## WHAT IS EXPECTED
Transcribe everything in the data word for word. Pictures are left out.

═══ EXTRACTED MATERIAL ═══

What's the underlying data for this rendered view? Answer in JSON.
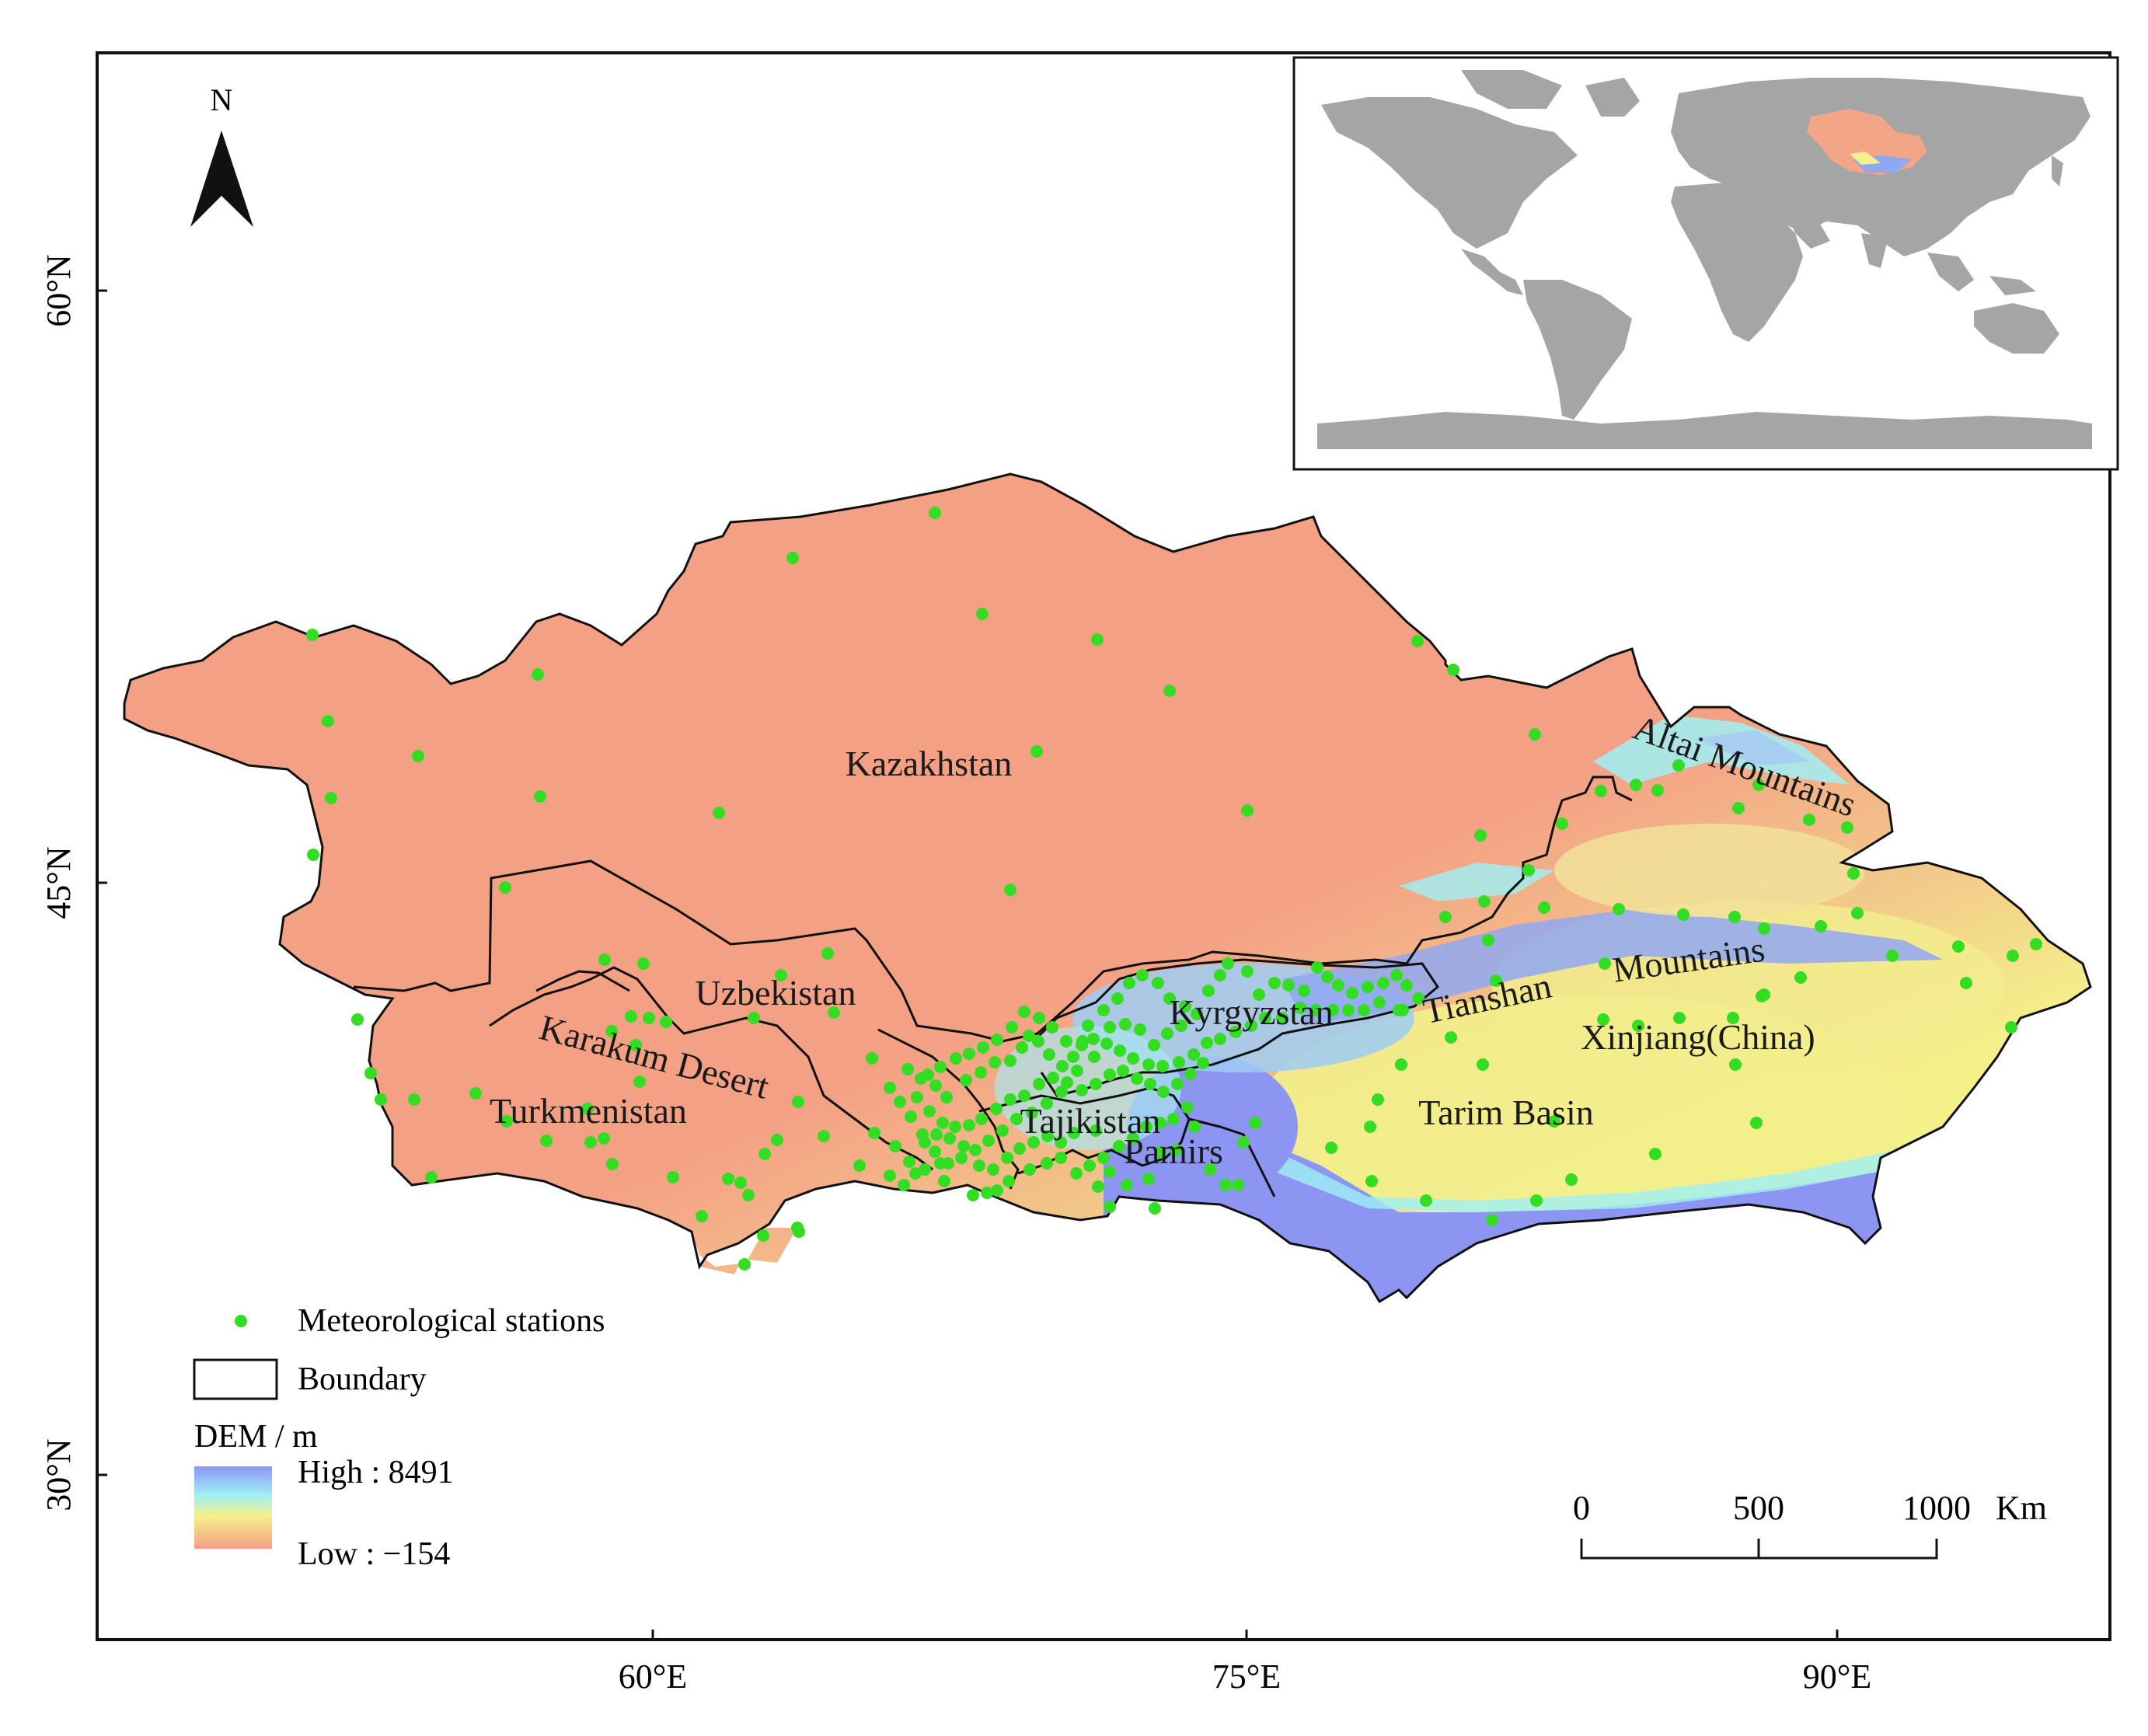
{
  "north_arrow": {
    "label": "N"
  },
  "axes": {
    "x_ticks": [
      "60°E",
      "75°E",
      "90°E"
    ],
    "y_ticks": [
      "60°N",
      "45°N",
      "30°N"
    ]
  },
  "place_labels": {
    "kazakhstan": "Kazakhstan",
    "uzbekistan": "Uzbekistan",
    "turkmenistan": "Turkmenistan",
    "karakum_desert": "Karakum Desert",
    "kyrgyzstan": "Kyrgyzstan",
    "tajikistan": "Tajikistan",
    "pamirs": "Pamirs",
    "tianshan": "Tianshan",
    "mountains": "Mountains",
    "xinjiang": "Xinjiang(China)",
    "tarim_basin": "Tarim Basin",
    "altai_mountains": "Altai Mountains"
  },
  "legend": {
    "stations_label": "Meteorological stations",
    "boundary_label": "Boundary",
    "dem_title": "DEM / m",
    "dem_high": "High : 8491",
    "dem_low": "Low : −154"
  },
  "scale_bar": {
    "ticks": [
      "0",
      "500",
      "1000"
    ],
    "unit": "Km"
  },
  "colors": {
    "station": "#33dd22",
    "dem_high": "#8c96f2",
    "dem_mid_cyan": "#9ff0f5",
    "dem_mid_yellow": "#f5f08a",
    "dem_low": "#f49f86",
    "lowland": "#f4a085",
    "inset_land": "#a5a5a5",
    "inset_highlight": "#f3a587"
  }
}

═══

## CORRECT OUTPUT
What's the underlying data for this rendered view? Answer in JSON.
{
  "north_arrow": {
    "label": "N"
  },
  "axes": {
    "x_ticks": [
      "60°E",
      "75°E",
      "90°E"
    ],
    "y_ticks": [
      "60°N",
      "45°N",
      "30°N"
    ]
  },
  "place_labels": {
    "kazakhstan": "Kazakhstan",
    "uzbekistan": "Uzbekistan",
    "turkmenistan": "Turkmenistan",
    "karakum_desert": "Karakum Desert",
    "kyrgyzstan": "Kyrgyzstan",
    "tajikistan": "Tajikistan",
    "pamirs": "Pamirs",
    "tianshan": "Tianshan",
    "mountains": "Mountains",
    "xinjiang": "Xinjiang(China)",
    "tarim_basin": "Tarim Basin",
    "altai_mountains": "Altai Mountains"
  },
  "legend": {
    "stations_label": "Meteorological stations",
    "boundary_label": "Boundary",
    "dem_title": "DEM / m",
    "dem_high": "High : 8491",
    "dem_low": "Low : −154"
  },
  "scale_bar": {
    "ticks": [
      "0",
      "500",
      "1000"
    ],
    "unit": "Km"
  },
  "colors": {
    "station": "#33dd22",
    "dem_high": "#8c96f2",
    "dem_mid_cyan": "#9ff0f5",
    "dem_mid_yellow": "#f5f08a",
    "dem_low": "#f49f86",
    "lowland": "#f4a085",
    "inset_land": "#a5a5a5",
    "inset_highlight": "#f3a587"
  }
}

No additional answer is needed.